- DIRECTIONS
Return the listing below word for word.

════════════════

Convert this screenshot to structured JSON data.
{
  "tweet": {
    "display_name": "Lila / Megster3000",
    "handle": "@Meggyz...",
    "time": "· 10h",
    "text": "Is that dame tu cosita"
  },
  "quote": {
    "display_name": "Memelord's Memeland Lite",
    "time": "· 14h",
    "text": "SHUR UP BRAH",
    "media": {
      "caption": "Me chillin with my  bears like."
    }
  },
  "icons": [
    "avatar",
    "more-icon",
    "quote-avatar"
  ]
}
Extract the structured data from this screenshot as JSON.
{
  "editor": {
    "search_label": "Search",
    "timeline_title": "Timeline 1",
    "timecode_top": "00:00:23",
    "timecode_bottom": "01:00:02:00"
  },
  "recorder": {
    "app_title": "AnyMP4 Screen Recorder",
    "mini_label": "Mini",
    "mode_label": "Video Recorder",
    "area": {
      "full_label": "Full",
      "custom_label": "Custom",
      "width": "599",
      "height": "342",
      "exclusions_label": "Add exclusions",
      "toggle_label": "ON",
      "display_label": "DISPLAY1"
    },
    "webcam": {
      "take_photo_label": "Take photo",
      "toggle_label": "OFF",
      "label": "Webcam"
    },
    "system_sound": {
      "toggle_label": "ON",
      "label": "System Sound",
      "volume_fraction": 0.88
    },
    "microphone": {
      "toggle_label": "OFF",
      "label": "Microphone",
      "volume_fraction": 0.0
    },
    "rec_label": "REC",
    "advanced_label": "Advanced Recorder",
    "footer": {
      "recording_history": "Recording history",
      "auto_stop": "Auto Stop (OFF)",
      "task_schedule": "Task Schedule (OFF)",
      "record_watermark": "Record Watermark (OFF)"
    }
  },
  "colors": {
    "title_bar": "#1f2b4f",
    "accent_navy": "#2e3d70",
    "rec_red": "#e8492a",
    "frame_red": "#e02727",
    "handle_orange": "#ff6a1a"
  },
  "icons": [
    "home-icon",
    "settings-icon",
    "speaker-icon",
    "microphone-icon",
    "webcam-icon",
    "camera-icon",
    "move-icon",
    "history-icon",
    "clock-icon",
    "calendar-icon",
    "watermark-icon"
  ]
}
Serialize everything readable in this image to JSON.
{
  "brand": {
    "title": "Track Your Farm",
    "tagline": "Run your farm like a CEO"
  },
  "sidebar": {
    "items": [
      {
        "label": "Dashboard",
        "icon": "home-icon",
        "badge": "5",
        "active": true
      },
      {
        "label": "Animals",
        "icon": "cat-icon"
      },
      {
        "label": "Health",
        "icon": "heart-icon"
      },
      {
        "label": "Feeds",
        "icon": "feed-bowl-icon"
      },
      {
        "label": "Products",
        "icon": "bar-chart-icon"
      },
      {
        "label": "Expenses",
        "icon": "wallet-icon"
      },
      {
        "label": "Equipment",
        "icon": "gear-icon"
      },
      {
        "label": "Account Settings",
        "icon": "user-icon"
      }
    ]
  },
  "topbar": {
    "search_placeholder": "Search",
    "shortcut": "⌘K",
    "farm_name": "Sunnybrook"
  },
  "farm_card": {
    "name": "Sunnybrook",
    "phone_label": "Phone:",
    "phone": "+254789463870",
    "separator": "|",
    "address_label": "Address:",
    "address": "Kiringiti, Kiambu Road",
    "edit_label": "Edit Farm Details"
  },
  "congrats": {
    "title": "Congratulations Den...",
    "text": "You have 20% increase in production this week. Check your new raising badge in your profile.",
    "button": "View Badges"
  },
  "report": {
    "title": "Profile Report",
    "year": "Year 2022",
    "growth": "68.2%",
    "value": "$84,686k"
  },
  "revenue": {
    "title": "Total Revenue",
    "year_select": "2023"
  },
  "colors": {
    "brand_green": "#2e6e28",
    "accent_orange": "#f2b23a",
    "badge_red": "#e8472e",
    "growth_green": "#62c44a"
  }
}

════════════════

- THE COMPLETED TASK
Convert this screenshot to structured JSON data.
{
  "tweet": {
    "display_name": "Lila / Megster3000",
    "handle": "@Meggyz...",
    "time": "· 10h",
    "text": "Is that dame tu cosita"
  },
  "quote": {
    "display_name": "Memelord's Memeland Lite",
    "time": "· 14h",
    "text": "SHUR UP BRAH",
    "media": {
      "caption": "Me chillin with my  bears like."
    }
  },
  "icons": [
    "avatar",
    "more-icon",
    "quote-avatar"
  ]
}
Extract the structured data from this screenshot as JSON.
{
  "editor": {
    "search_label": "Search",
    "timeline_title": "Timeline 1",
    "timecode_top": "00:00:23",
    "timecode_bottom": "01:00:02:00"
  },
  "recorder": {
    "app_title": "AnyMP4 Screen Recorder",
    "mini_label": "Mini",
    "mode_label": "Video Recorder",
    "area": {
      "full_label": "Full",
      "custom_label": "Custom",
      "width": "599",
      "height": "342",
      "exclusions_label": "Add exclusions",
      "toggle_label": "ON",
      "display_label": "DISPLAY1"
    },
    "webcam": {
      "take_photo_label": "Take photo",
      "toggle_label": "OFF",
      "label": "Webcam"
    },
    "system_sound": {
      "toggle_label": "ON",
      "label": "System Sound",
      "volume_fraction": 0.88
    },
    "microphone": {
      "toggle_label": "OFF",
      "label": "Microphone",
      "volume_fraction": 0.0
    },
    "rec_label": "REC",
    "advanced_label": "Advanced Recorder",
    "footer": {
      "recording_history": "Recording history",
      "auto_stop": "Auto Stop (OFF)",
      "task_schedule": "Task Schedule (OFF)",
      "record_watermark": "Record Watermark (OFF)"
    }
  },
  "colors": {
    "title_bar": "#1f2b4f",
    "accent_navy": "#2e3d70",
    "rec_red": "#e8492a",
    "frame_red": "#e02727",
    "handle_orange": "#ff6a1a"
  },
  "icons": [
    "home-icon",
    "settings-icon",
    "speaker-icon",
    "microphone-icon",
    "webcam-icon",
    "camera-icon",
    "move-icon",
    "history-icon",
    "clock-icon",
    "calendar-icon",
    "watermark-icon"
  ]
}
Serialize everything readable in this image to JSON.
{
  "brand": {
    "title": "Track Your Farm",
    "tagline": "Run your farm like a CEO"
  },
  "sidebar": {
    "items": [
      {
        "label": "Dashboard",
        "icon": "home-icon",
        "badge": "5",
        "active": true
      },
      {
        "label": "Animals",
        "icon": "cat-icon"
      },
      {
        "label": "Health",
        "icon": "heart-icon"
      },
      {
        "label": "Feeds",
        "icon": "feed-bowl-icon"
      },
      {
        "label": "Products",
        "icon": "bar-chart-icon"
      },
      {
        "label": "Expenses",
        "icon": "wallet-icon"
      },
      {
        "label": "Equipment",
        "icon": "gear-icon"
      },
      {
        "label": "Account Settings",
        "icon": "user-icon"
      }
    ]
  },
  "topbar": {
    "search_placeholder": "Search",
    "shortcut": "⌘K",
    "farm_name": "Sunnybrook"
  },
  "farm_card": {
    "name": "Sunnybrook",
    "phone_label": "Phone:",
    "phone": "+254789463870",
    "separator": "|",
    "address_label": "Address:",
    "address": "Kiringiti, Kiambu Road",
    "edit_label": "Edit Farm Details"
  },
  "congrats": {
    "title": "Congratulations Den...",
    "text": "You have 20% increase in production this week. Check your new raising badge in your profile.",
    "button": "View Badges"
  },
  "report": {
    "title": "Profile Report",
    "year": "Year 2022",
    "growth": "68.2%",
    "value": "$84,686k"
  },
  "revenue": {
    "title": "Total Revenue",
    "year_select": "2023"
  },
  "colors": {
    "brand_green": "#2e6e28",
    "accent_orange": "#f2b23a",
    "badge_red": "#e8472e",
    "growth_green": "#62c44a"
  }
}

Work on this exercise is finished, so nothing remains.